Entries taken from a collection
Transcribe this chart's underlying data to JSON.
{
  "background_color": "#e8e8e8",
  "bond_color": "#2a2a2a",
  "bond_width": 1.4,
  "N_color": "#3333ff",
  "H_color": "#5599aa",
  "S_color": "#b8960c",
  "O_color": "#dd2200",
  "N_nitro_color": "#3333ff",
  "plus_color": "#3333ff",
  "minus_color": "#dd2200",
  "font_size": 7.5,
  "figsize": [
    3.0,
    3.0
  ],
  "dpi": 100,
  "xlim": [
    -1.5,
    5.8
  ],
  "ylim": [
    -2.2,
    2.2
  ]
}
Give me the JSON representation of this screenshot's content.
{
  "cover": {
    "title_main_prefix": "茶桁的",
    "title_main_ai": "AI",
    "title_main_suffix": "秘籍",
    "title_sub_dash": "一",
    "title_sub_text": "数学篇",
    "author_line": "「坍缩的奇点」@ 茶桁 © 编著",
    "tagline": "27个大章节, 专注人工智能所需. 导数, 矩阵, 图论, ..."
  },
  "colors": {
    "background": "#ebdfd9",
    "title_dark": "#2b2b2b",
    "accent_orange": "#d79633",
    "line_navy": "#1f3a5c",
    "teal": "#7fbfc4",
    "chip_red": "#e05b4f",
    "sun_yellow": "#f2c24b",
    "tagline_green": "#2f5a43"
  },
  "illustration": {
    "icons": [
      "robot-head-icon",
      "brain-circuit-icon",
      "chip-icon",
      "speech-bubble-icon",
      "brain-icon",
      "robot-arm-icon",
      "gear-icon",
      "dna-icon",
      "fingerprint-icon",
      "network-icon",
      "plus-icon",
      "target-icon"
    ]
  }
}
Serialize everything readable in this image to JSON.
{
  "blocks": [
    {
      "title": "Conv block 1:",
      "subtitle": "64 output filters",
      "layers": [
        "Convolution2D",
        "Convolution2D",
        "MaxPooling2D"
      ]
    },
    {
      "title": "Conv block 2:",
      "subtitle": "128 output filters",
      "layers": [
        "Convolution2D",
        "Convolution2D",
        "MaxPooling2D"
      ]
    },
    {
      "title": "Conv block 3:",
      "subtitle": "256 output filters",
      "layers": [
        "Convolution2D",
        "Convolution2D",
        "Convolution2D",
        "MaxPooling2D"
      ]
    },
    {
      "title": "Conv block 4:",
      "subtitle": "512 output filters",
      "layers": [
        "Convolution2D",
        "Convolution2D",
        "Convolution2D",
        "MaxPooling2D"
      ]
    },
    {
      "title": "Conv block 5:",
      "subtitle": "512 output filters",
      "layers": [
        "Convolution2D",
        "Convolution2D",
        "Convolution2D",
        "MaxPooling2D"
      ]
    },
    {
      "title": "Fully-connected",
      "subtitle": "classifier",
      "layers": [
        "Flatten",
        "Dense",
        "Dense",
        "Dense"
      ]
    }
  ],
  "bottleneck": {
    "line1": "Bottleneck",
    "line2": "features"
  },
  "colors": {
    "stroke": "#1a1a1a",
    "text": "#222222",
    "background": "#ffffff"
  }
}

*PROBLEM TO WORK ON*: Output the lines above verbatim and in full.

*THE SOLUTION*:
Transcribe this chart's underlying data to JSON.
{
  "background_color": "#e8e8e8",
  "bond_color": "#2a2a2a",
  "bond_width": 1.4,
  "N_color": "#3333ff",
  "H_color": "#5599aa",
  "S_color": "#b8960c",
  "O_color": "#dd2200",
  "N_nitro_color": "#3333ff",
  "plus_color": "#3333ff",
  "minus_color": "#dd2200",
  "font_size": 7.5,
  "figsize": [
    3.0,
    3.0
  ],
  "dpi": 100,
  "xlim": [
    -1.5,
    5.8
  ],
  "ylim": [
    -2.2,
    2.2
  ]
}
Give me the JSON representation of this screenshot's content.
{
  "cover": {
    "title_main_prefix": "茶桁的",
    "title_main_ai": "AI",
    "title_main_suffix": "秘籍",
    "title_sub_dash": "一",
    "title_sub_text": "数学篇",
    "author_line": "「坍缩的奇点」@ 茶桁 © 编著",
    "tagline": "27个大章节, 专注人工智能所需. 导数, 矩阵, 图论, ..."
  },
  "colors": {
    "background": "#ebdfd9",
    "title_dark": "#2b2b2b",
    "accent_orange": "#d79633",
    "line_navy": "#1f3a5c",
    "teal": "#7fbfc4",
    "chip_red": "#e05b4f",
    "sun_yellow": "#f2c24b",
    "tagline_green": "#2f5a43"
  },
  "illustration": {
    "icons": [
      "robot-head-icon",
      "brain-circuit-icon",
      "chip-icon",
      "speech-bubble-icon",
      "brain-icon",
      "robot-arm-icon",
      "gear-icon",
      "dna-icon",
      "fingerprint-icon",
      "network-icon",
      "plus-icon",
      "target-icon"
    ]
  }
}
Serialize everything readable in this image to JSON.
{
  "blocks": [
    {
      "title": "Conv block 1:",
      "subtitle": "64 output filters",
      "layers": [
        "Convolution2D",
        "Convolution2D",
        "MaxPooling2D"
      ]
    },
    {
      "title": "Conv block 2:",
      "subtitle": "128 output filters",
      "layers": [
        "Convolution2D",
        "Convolution2D",
        "MaxPooling2D"
      ]
    },
    {
      "title": "Conv block 3:",
      "subtitle": "256 output filters",
      "layers": [
        "Convolution2D",
        "Convolution2D",
        "Convolution2D",
        "MaxPooling2D"
      ]
    },
    {
      "title": "Conv block 4:",
      "subtitle": "512 output filters",
      "layers": [
        "Convolution2D",
        "Convolution2D",
        "Convolution2D",
        "MaxPooling2D"
      ]
    },
    {
      "title": "Conv block 5:",
      "subtitle": "512 output filters",
      "layers": [
        "Convolution2D",
        "Convolution2D",
        "Convolution2D",
        "MaxPooling2D"
      ]
    },
    {
      "title": "Fully-connected",
      "subtitle": "classifier",
      "layers": [
        "Flatten",
        "Dense",
        "Dense",
        "Dense"
      ]
    }
  ],
  "bottleneck": {
    "line1": "Bottleneck",
    "line2": "features"
  },
  "colors": {
    "stroke": "#1a1a1a",
    "text": "#222222",
    "background": "#ffffff"
  }
}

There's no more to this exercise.